Exercise brief
Would you repeat the listing exactly but omit every picture?

Material supplied
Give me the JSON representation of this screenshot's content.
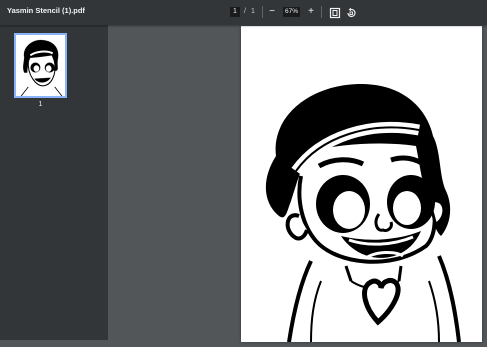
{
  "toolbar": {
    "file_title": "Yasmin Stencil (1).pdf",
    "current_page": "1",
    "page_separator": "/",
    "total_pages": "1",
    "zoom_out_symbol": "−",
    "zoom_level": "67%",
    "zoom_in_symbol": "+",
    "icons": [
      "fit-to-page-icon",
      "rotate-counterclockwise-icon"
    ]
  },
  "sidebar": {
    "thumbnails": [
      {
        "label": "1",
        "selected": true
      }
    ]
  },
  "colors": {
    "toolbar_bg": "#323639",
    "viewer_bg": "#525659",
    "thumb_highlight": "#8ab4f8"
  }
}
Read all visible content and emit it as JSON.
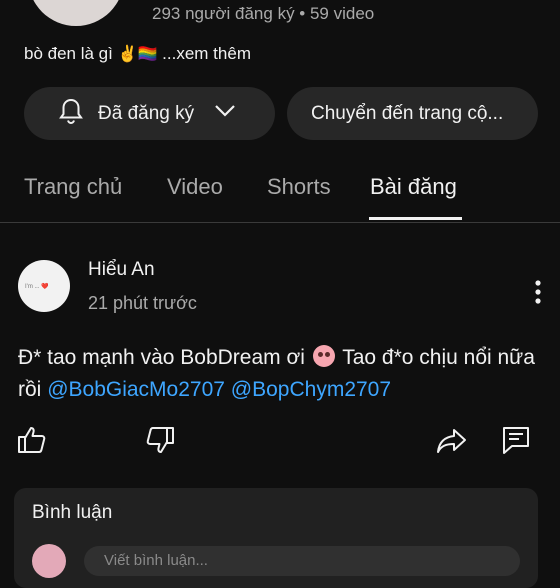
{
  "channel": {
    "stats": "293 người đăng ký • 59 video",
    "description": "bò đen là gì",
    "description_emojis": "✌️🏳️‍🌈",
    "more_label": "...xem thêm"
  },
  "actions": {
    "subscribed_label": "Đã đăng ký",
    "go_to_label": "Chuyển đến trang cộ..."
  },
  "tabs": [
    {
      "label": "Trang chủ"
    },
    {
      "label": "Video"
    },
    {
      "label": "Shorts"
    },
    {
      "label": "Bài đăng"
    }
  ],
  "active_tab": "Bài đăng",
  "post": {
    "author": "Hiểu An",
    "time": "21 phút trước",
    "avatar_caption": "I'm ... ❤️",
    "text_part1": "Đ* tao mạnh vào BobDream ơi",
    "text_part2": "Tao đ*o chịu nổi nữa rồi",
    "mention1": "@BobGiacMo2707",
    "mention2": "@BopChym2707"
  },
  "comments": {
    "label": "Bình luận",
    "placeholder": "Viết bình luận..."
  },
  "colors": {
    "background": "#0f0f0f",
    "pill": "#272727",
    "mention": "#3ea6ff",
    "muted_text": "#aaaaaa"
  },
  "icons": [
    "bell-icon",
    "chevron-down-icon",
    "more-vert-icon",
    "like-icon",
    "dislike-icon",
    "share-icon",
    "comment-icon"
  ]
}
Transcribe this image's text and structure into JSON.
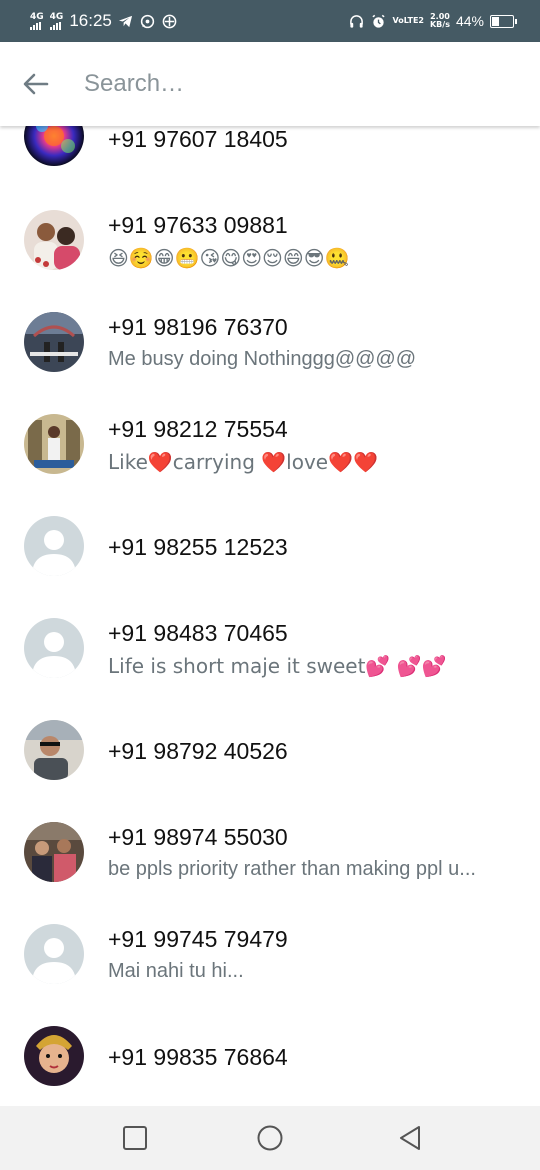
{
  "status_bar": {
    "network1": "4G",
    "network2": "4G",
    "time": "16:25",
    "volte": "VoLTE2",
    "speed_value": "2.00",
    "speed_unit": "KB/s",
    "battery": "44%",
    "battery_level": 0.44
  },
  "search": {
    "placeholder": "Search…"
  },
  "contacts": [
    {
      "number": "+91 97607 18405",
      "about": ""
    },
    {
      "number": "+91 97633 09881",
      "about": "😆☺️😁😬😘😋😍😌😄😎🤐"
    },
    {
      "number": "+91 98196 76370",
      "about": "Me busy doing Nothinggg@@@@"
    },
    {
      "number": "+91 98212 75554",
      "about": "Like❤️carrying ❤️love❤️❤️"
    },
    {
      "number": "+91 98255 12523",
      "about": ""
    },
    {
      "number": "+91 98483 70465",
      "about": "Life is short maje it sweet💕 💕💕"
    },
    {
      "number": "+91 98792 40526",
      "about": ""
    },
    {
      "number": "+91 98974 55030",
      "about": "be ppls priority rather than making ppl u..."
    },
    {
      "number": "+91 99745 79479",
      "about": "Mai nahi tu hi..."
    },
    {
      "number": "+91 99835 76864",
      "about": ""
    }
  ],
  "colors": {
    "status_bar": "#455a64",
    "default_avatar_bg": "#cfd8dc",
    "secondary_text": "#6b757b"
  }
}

Result
Give me the JSON representation of this screenshot's content.
{
  "toolbar": {
    "file_title": "Yasmin Stencil (1).pdf",
    "current_page": "1",
    "page_separator": "/",
    "total_pages": "1",
    "zoom_out_symbol": "−",
    "zoom_level": "67%",
    "zoom_in_symbol": "+",
    "icons": [
      "fit-to-page-icon",
      "rotate-counterclockwise-icon"
    ]
  },
  "sidebar": {
    "thumbnails": [
      {
        "label": "1",
        "selected": true
      }
    ]
  },
  "colors": {
    "toolbar_bg": "#323639",
    "viewer_bg": "#525659",
    "thumb_highlight": "#8ab4f8"
  }
}
Read all visible content and emit it as JSON.
{
  "channel": {
    "stats": "293 người đăng ký • 59 video",
    "description": "bò đen là gì",
    "description_emojis": "✌️🏳️‍🌈",
    "more_label": "...xem thêm"
  },
  "actions": {
    "subscribed_label": "Đã đăng ký",
    "go_to_label": "Chuyển đến trang cộ..."
  },
  "tabs": [
    {
      "label": "Trang chủ"
    },
    {
      "label": "Video"
    },
    {
      "label": "Shorts"
    },
    {
      "label": "Bài đăng"
    }
  ],
  "active_tab": "Bài đăng",
  "post": {
    "author": "Hiểu An",
    "time": "21 phút trước",
    "avatar_caption": "I'm ... ❤️",
    "text_part1": "Đ* tao mạnh vào BobDream ơi",
    "text_part2": "Tao đ*o chịu nổi nữa rồi",
    "mention1": "@BobGiacMo2707",
    "mention2": "@BopChym2707"
  },
  "comments": {
    "label": "Bình luận",
    "placeholder": "Viết bình luận..."
  },
  "colors": {
    "background": "#0f0f0f",
    "pill": "#272727",
    "mention": "#3ea6ff",
    "muted_text": "#aaaaaa"
  },
  "icons": [
    "bell-icon",
    "chevron-down-icon",
    "more-vert-icon",
    "like-icon",
    "dislike-icon",
    "share-icon",
    "comment-icon"
  ]
}
Transcribe this image's text and structure into JSON.
{
  "status_bar": {
    "network1": "4G",
    "network2": "4G",
    "time": "16:25",
    "volte": "VoLTE2",
    "speed_value": "2.00",
    "speed_unit": "KB/s",
    "battery": "44%",
    "battery_level": 0.44
  },
  "search": {
    "placeholder": "Search…"
  },
  "contacts": [
    {
      "number": "+91 97607 18405",
      "about": ""
    },
    {
      "number": "+91 97633 09881",
      "about": "😆☺️😁😬😘😋😍😌😄😎🤐"
    },
    {
      "number": "+91 98196 76370",
      "about": "Me busy doing Nothinggg@@@@"
    },
    {
      "number": "+91 98212 75554",
      "about": "Like❤️carrying ❤️love❤️❤️"
    },
    {
      "number": "+91 98255 12523",
      "about": ""
    },
    {
      "number": "+91 98483 70465",
      "about": "Life is short maje it sweet💕 💕💕"
    },
    {
      "number": "+91 98792 40526",
      "about": ""
    },
    {
      "number": "+91 98974 55030",
      "about": "be ppls priority rather than making ppl u..."
    },
    {
      "number": "+91 99745 79479",
      "about": "Mai nahi tu hi..."
    },
    {
      "number": "+91 99835 76864",
      "about": ""
    }
  ],
  "colors": {
    "status_bar": "#455a64",
    "default_avatar_bg": "#cfd8dc",
    "secondary_text": "#6b757b"
  }
}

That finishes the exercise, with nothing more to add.